**WORK REQUIRED:**
From the entries below, gather every line containing the string "name".

Dataset rows about figures:
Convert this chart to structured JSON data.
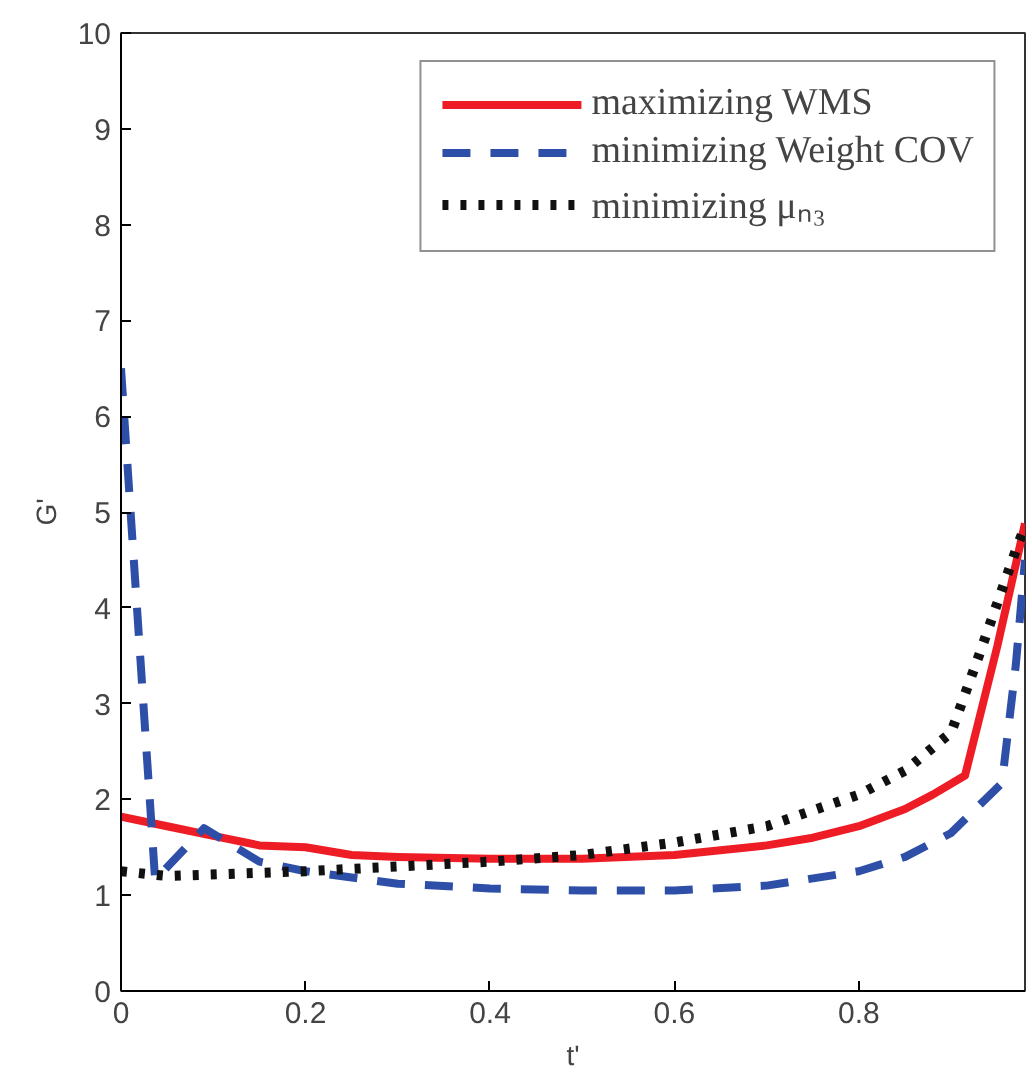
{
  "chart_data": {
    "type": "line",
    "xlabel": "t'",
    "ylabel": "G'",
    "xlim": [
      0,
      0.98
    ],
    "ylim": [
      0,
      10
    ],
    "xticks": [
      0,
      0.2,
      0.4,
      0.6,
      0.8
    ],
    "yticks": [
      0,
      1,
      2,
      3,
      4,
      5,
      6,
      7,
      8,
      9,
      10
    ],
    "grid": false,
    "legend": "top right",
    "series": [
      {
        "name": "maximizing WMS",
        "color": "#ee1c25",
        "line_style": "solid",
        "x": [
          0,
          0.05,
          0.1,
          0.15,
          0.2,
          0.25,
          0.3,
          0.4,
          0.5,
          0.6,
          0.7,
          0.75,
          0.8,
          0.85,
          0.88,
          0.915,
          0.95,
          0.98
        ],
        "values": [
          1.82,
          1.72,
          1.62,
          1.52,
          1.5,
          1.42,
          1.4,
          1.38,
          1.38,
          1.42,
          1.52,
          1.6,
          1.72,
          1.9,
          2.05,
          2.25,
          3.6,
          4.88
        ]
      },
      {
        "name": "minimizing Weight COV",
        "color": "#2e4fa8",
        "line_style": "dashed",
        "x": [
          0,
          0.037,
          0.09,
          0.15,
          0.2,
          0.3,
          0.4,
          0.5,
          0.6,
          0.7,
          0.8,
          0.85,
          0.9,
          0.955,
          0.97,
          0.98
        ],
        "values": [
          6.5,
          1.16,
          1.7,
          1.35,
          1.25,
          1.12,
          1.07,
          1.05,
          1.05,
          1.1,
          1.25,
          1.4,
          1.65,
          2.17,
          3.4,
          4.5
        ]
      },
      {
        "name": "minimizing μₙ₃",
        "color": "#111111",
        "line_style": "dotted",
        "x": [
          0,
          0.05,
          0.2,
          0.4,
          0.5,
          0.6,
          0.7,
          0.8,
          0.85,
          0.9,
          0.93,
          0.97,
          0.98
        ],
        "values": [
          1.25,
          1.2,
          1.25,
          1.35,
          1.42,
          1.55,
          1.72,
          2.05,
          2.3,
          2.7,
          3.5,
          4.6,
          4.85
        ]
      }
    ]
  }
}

==

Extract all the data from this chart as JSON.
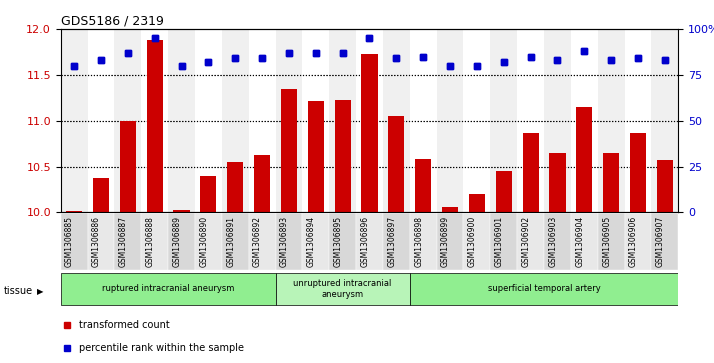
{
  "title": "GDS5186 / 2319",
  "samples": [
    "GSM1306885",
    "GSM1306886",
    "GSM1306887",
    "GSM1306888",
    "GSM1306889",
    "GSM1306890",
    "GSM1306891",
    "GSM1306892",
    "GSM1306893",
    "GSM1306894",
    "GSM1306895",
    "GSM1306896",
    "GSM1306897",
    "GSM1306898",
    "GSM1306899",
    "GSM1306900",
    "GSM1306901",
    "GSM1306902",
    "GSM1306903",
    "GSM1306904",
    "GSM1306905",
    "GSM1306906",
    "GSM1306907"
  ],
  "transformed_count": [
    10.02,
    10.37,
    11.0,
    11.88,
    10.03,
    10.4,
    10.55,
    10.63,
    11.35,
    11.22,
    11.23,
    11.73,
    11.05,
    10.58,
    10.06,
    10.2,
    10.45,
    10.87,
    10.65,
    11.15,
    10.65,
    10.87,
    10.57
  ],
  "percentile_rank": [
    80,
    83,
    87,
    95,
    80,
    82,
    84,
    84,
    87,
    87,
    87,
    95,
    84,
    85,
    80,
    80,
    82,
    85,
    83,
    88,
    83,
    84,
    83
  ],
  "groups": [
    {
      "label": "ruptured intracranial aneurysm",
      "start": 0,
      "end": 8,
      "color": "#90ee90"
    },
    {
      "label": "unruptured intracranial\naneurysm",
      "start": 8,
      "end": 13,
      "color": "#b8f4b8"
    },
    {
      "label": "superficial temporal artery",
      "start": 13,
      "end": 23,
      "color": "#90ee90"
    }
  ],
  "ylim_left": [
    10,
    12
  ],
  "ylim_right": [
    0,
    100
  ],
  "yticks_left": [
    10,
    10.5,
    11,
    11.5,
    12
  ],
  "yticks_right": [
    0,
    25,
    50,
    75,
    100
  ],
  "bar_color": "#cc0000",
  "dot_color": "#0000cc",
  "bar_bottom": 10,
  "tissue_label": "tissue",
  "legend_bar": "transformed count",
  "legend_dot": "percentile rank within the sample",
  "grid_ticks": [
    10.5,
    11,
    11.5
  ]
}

**EXERCISE RESULT:**
        "name": "maximizing WMS",
        "name": "minimizing Weight COV",
        "name": "minimizing μₙ₃",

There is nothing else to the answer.